The policeman was taken aback and asked again, "What is your name?"
the boy replied, "Shut-up!!"
This time, the policeman got angry and asked....
"Are you looking for trouble?"
the boy replied....
"Yup!"

Shinozaki
11-22-2007, 05:20 AM
lol i know tat story cinc!! :XD:

cinconneal
11-22-2007, 05:26 AM
lol i know tat story cinc!! :XD:
Really? You've heard that joke b4?
Did you hear it from your friends? Or read it online?

Shinozaki
11-22-2007, 05:55 AM
i think it was ma dad lolz....

Shinozaki
11-22-2007, 05:55 AM
n its translated to my own language =P

tankaru
12-08-2007, 01:16 AM
A husband and wife are waiting at the bus stop; with them are their 8 children.. A blind man joins them after a few minutes. When the bus arrives, they find it overloaded and only the wife and her eight children are able to fit in the bus.

Therefore, the husband and the blind man decide to walk. After a while the husband gets irritated by the ticking of the stick of the blind man and says to him, "Why don't you put a piece of rubber at the end of your stick, that ticking sound is driving me crazy!”

The blind man replies: "If you would've put a rubber on the end of YOUR stick, we'd be sitting in the bus! So shut up and keep walking!!!!"

pikuchang
12-16-2007, 02:32 AM
There was a married couple in a village who had six children. They did not know about natural family planning so they just do it and the wife gave birth to a seventh child. The wife got tired of having a lot of children and her husband took her to see a doctor in a nearby town. The husband told the doctor about the problem. The doctor recommended to the husband to buy a condom if he wanted to do it and told the couple he should see them in six months time for any progress. The husband did as he was told by the doctor but unfortunately, the wife got pregnant again with her eighth child.

After 6 months, the couple went to see the doctor again and consult him again. The husband told the doctor that he did as he was told but nothing happened. The doctor asked "Did you even use the condom?". The husband replied, "You have to use it when doing it? I thought you said you just have to buy the condom and everything would be fine." The doctor was shocked at the ignorance of the couple and told the man, "you must use it when doing it otherwise what is the purpose of buying the condom but not using it?" The doctor tell them to see him after the eighth child was born to see any progress. The couple was happy and left. The husband bought the condom, used it as what the doctor had told him and the wife got pregnant again with her ninth child.

They went to see the doctor again and the husband told the doctor, "i 've followed your instructions, how come my wife is pregnant again? Are you sure this condom is really a birth control agent?". The doctor was puzzled and asked the husband " how did you use the condom?". The husband replied "you told me to use it so I thought you were supposed to wear it like a glove on your hand." Now the doctor was furious and asked the wife to get out of the room. The doctor then opened his zippers, grabbed a condom from his pocket and told the husband "you put the condom over your stick like this when doing it, that way your wife won't be pregnant, understood?" The husband nodded with confidence and left the doctor.
════
** Prompt **
Answer from the forum thread above:
1. How many children are with the husband and wife at the bus stop?
2. Who does Shinozaki think told them the policeman story?
3. How many children did the married couple in the village have before the seventh was born?
════
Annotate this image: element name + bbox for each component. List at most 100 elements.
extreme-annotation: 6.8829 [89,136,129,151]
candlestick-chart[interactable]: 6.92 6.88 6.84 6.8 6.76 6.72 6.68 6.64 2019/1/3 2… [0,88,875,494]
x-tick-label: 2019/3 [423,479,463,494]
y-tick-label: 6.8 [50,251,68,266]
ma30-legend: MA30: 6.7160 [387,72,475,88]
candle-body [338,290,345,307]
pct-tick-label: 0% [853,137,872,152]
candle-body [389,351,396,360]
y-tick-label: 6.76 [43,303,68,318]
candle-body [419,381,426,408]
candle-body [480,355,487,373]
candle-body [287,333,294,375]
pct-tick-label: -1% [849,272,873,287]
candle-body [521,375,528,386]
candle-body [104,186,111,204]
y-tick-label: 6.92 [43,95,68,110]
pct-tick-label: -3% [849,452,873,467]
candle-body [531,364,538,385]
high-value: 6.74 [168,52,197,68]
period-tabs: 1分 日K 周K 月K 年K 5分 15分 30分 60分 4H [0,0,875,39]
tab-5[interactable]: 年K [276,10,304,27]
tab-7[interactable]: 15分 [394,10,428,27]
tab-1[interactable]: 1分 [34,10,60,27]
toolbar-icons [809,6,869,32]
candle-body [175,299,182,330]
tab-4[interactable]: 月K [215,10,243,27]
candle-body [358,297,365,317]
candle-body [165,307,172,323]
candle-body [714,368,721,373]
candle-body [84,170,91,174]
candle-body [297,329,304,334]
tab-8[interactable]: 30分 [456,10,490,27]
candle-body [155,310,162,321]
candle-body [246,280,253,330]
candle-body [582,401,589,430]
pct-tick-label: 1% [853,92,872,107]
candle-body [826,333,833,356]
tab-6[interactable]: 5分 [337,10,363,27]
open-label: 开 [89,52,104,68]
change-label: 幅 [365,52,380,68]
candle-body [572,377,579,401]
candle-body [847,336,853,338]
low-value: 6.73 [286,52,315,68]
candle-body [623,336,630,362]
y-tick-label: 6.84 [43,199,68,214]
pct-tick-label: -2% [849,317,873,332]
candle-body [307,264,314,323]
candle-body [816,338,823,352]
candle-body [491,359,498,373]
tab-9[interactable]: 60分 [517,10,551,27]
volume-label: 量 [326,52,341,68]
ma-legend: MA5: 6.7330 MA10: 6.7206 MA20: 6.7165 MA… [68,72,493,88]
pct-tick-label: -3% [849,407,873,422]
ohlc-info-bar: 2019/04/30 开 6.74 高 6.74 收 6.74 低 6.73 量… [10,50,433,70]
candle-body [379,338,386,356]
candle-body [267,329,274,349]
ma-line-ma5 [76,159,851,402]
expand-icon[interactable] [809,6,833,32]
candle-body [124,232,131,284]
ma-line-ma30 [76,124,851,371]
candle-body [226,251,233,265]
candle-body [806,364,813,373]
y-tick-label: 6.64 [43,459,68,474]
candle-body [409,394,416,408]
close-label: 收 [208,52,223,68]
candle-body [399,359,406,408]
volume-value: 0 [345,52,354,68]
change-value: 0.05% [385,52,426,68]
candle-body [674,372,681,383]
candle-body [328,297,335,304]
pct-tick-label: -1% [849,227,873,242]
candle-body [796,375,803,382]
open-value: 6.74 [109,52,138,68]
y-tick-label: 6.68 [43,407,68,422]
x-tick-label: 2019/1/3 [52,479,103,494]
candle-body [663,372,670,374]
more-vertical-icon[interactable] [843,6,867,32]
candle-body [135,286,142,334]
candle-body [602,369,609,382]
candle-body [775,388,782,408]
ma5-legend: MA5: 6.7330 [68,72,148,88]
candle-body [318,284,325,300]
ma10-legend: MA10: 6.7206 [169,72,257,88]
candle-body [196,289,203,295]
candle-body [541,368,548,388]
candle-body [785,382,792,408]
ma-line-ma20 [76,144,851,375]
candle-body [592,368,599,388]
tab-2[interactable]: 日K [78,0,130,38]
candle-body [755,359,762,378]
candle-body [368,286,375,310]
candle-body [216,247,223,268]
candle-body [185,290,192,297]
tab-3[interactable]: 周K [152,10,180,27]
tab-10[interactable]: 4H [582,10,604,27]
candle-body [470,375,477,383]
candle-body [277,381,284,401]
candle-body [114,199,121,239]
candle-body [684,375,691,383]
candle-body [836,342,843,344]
════
** Final answer **
1. Eight.
2. Shinozaki's dad.
3. Six.